§ Exercise description
Repeat every line of the listing below exactly, minus the pictures.

§ Exercise inputs
......

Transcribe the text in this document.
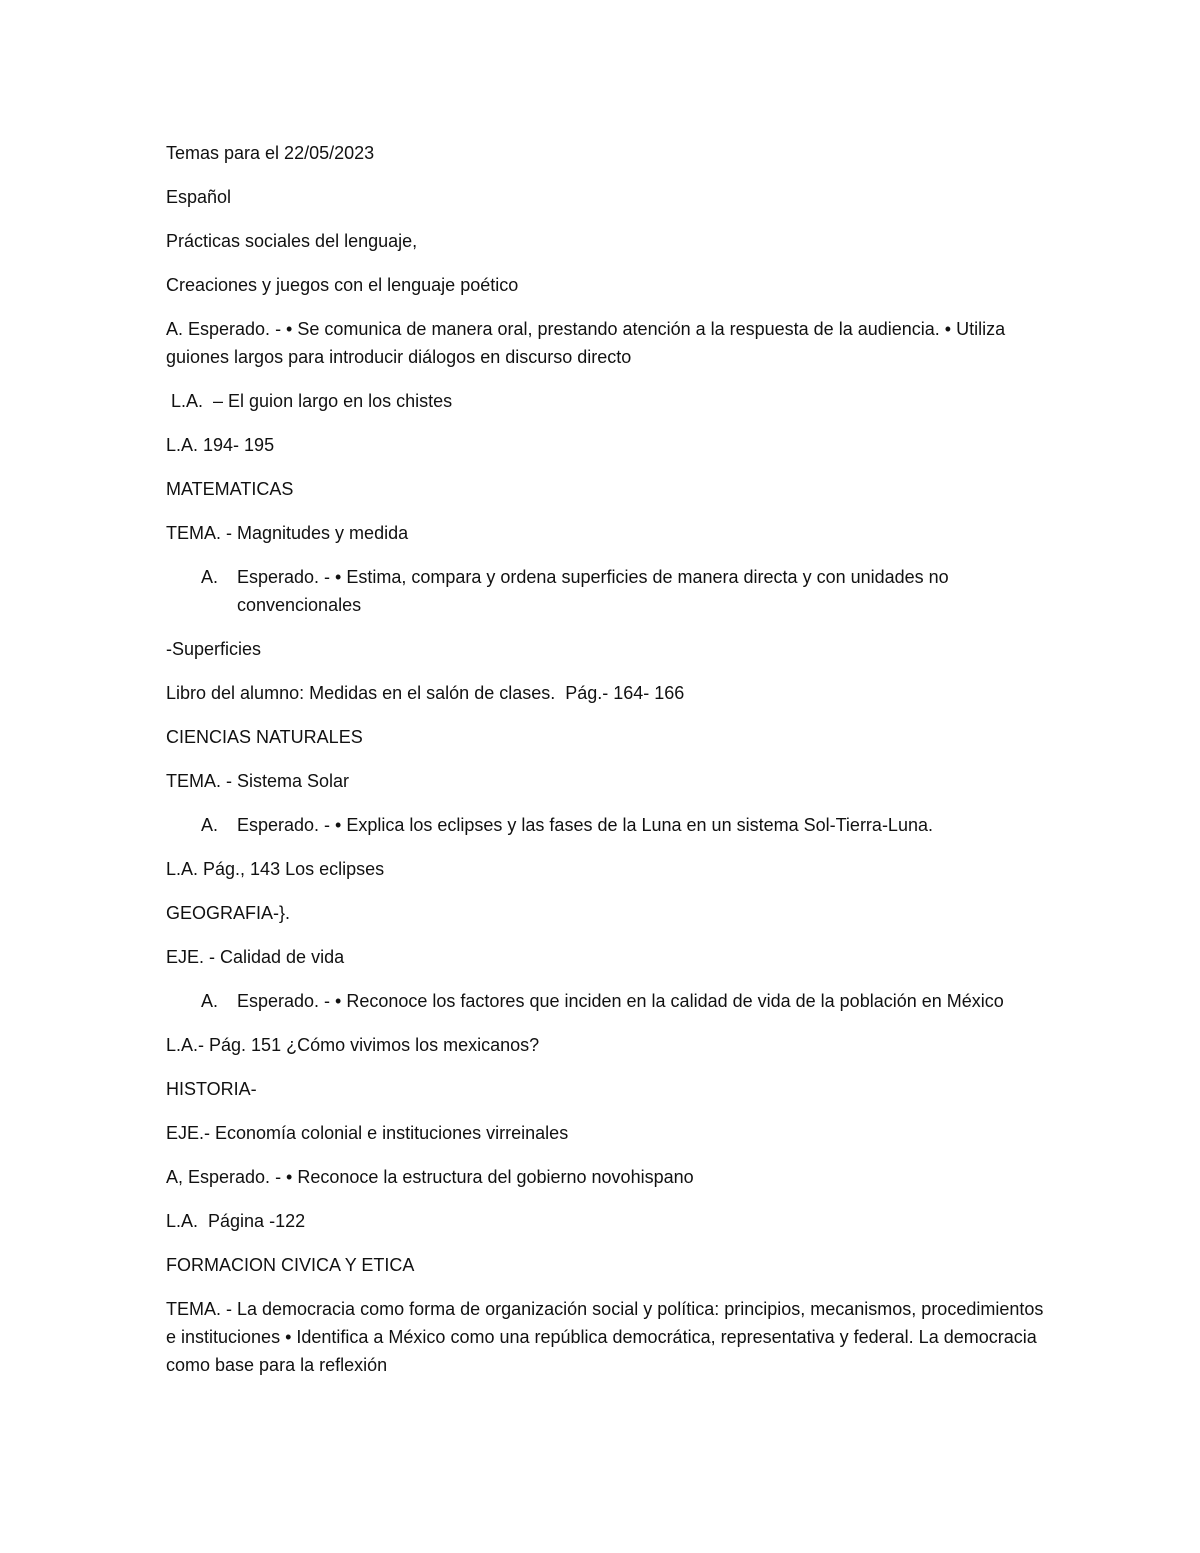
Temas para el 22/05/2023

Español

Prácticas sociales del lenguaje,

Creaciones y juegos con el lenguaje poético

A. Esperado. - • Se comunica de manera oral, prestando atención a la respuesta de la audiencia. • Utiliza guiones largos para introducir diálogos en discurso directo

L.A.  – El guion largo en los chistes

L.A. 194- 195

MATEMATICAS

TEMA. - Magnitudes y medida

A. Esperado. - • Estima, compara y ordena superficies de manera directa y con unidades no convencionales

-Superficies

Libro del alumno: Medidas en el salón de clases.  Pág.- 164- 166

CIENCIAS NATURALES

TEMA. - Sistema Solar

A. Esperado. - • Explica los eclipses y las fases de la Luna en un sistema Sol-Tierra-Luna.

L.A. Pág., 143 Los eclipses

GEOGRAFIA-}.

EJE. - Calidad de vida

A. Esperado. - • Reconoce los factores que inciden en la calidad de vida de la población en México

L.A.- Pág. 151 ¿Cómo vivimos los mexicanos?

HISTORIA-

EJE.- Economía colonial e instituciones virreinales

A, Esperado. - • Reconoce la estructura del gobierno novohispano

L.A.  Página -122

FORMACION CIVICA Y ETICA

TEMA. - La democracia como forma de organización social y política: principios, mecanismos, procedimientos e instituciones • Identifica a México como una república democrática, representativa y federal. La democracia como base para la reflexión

......

§ Exercise answer
Transcribe the text in this document.
Temas para el 22/05/2023

Español

Prácticas sociales del lenguaje,

Creaciones y juegos con el lenguaje poético

A. Esperado. - • Se comunica de manera oral, prestando atención a la respuesta de la audiencia. • Utiliza guiones largos para introducir diálogos en discurso directo

L.A.  – El guion largo en los chistes

L.A. 194- 195

MATEMATICAS

TEMA. - Magnitudes y medida

A. Esperado. - • Estima, compara y ordena superficies de manera directa y con unidades no convencionales

-Superficies

Libro del alumno: Medidas en el salón de clases.  Pág.- 164- 166

CIENCIAS NATURALES

TEMA. - Sistema Solar

A. Esperado. - • Explica los eclipses y las fases de la Luna en un sistema Sol-Tierra-Luna.

L.A. Pág., 143 Los eclipses

GEOGRAFIA-}.

EJE. - Calidad de vida

A. Esperado. - • Reconoce los factores que inciden en la calidad de vida de la población en México

L.A.- Pág. 151 ¿Cómo vivimos los mexicanos?

HISTORIA-

EJE.- Economía colonial e instituciones virreinales

A, Esperado. - • Reconoce la estructura del gobierno novohispano

L.A.  Página -122

FORMACION CIVICA Y ETICA

TEMA. - La democracia como forma de organización social y política: principios, mecanismos, procedimientos e instituciones • Identifica a México como una república democrática, representativa y federal. La democracia como base para la reflexión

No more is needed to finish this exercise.